--- start RECORDS FOR THIS EXERCISE ---

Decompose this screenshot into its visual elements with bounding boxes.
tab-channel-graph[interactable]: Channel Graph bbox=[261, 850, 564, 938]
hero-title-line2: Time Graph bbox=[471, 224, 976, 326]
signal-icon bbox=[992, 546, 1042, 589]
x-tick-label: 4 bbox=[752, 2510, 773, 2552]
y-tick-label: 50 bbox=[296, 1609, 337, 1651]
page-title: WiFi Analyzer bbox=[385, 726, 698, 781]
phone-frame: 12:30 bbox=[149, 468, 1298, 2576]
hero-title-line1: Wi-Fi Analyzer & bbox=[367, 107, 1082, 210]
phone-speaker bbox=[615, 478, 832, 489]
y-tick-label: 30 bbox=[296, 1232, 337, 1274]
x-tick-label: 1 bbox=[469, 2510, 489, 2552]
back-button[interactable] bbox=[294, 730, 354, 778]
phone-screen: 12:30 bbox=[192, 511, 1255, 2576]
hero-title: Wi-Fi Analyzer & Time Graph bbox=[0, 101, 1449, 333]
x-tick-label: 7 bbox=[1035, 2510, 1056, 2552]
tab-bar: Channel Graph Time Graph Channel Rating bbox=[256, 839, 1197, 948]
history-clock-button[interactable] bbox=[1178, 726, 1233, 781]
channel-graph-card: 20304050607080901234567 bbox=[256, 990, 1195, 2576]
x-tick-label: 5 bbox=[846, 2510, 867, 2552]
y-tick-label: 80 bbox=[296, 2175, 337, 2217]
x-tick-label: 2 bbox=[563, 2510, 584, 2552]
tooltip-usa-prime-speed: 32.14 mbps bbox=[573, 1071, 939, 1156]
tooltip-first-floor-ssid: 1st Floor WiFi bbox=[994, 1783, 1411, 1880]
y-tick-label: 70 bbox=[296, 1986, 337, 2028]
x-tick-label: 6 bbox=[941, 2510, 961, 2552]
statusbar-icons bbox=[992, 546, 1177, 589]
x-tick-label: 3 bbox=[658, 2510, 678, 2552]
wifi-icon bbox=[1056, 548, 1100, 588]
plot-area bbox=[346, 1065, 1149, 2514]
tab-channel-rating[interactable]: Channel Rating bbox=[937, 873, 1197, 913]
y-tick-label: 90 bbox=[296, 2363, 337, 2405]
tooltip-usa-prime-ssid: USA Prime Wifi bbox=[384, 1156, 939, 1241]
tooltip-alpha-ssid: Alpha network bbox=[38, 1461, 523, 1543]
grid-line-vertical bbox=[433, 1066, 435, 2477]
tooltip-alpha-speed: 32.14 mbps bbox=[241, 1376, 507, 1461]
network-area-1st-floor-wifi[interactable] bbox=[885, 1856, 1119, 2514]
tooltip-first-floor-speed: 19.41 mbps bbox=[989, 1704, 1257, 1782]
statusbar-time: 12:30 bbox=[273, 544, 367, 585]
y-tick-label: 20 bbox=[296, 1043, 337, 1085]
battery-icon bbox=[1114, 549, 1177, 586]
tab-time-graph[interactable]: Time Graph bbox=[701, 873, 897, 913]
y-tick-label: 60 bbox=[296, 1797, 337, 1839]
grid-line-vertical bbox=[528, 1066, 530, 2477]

--- end RECORDS FOR THIS EXERCISE ---

▸ **TASK INSTRUCTIONS**: Copy the listing above line for line, changing nothing.

▸ **SOLVED PROBLEM**:
Decompose this screenshot into its visual elements with bounding boxes.
tab-channel-graph[interactable]: Channel Graph bbox=[261, 850, 564, 938]
hero-title-line2: Time Graph bbox=[471, 224, 976, 326]
signal-icon bbox=[992, 546, 1042, 589]
x-tick-label: 4 bbox=[752, 2510, 773, 2552]
y-tick-label: 50 bbox=[296, 1609, 337, 1651]
page-title: WiFi Analyzer bbox=[385, 726, 698, 781]
phone-frame: 12:30 bbox=[149, 468, 1298, 2576]
hero-title-line1: Wi-Fi Analyzer & bbox=[367, 107, 1082, 210]
phone-speaker bbox=[615, 478, 832, 489]
y-tick-label: 30 bbox=[296, 1232, 337, 1274]
x-tick-label: 1 bbox=[469, 2510, 489, 2552]
back-button[interactable] bbox=[294, 730, 354, 778]
phone-screen: 12:30 bbox=[192, 511, 1255, 2576]
hero-title: Wi-Fi Analyzer & Time Graph bbox=[0, 101, 1449, 333]
x-tick-label: 7 bbox=[1035, 2510, 1056, 2552]
tab-bar: Channel Graph Time Graph Channel Rating bbox=[256, 839, 1197, 948]
history-clock-button[interactable] bbox=[1178, 726, 1233, 781]
channel-graph-card: 20304050607080901234567 bbox=[256, 990, 1195, 2576]
x-tick-label: 5 bbox=[846, 2510, 867, 2552]
y-tick-label: 80 bbox=[296, 2175, 337, 2217]
x-tick-label: 2 bbox=[563, 2510, 584, 2552]
tooltip-usa-prime-speed: 32.14 mbps bbox=[573, 1071, 939, 1156]
tooltip-first-floor-ssid: 1st Floor WiFi bbox=[994, 1783, 1411, 1880]
y-tick-label: 70 bbox=[296, 1986, 337, 2028]
x-tick-label: 6 bbox=[941, 2510, 961, 2552]
statusbar-icons bbox=[992, 546, 1177, 589]
x-tick-label: 3 bbox=[658, 2510, 678, 2552]
wifi-icon bbox=[1056, 548, 1100, 588]
plot-area bbox=[346, 1065, 1149, 2514]
tab-channel-rating[interactable]: Channel Rating bbox=[937, 873, 1197, 913]
y-tick-label: 90 bbox=[296, 2363, 337, 2405]
tooltip-usa-prime-ssid: USA Prime Wifi bbox=[384, 1156, 939, 1241]
tooltip-alpha-ssid: Alpha network bbox=[38, 1461, 523, 1543]
grid-line-vertical bbox=[433, 1066, 435, 2477]
tooltip-alpha-speed: 32.14 mbps bbox=[241, 1376, 507, 1461]
network-area-1st-floor-wifi[interactable] bbox=[885, 1856, 1119, 2514]
tooltip-first-floor-speed: 19.41 mbps bbox=[989, 1704, 1257, 1782]
statusbar-time: 12:30 bbox=[273, 544, 367, 585]
y-tick-label: 20 bbox=[296, 1043, 337, 1085]
battery-icon bbox=[1114, 549, 1177, 586]
tab-time-graph[interactable]: Time Graph bbox=[701, 873, 897, 913]
y-tick-label: 60 bbox=[296, 1797, 337, 1839]
grid-line-vertical bbox=[528, 1066, 530, 2477]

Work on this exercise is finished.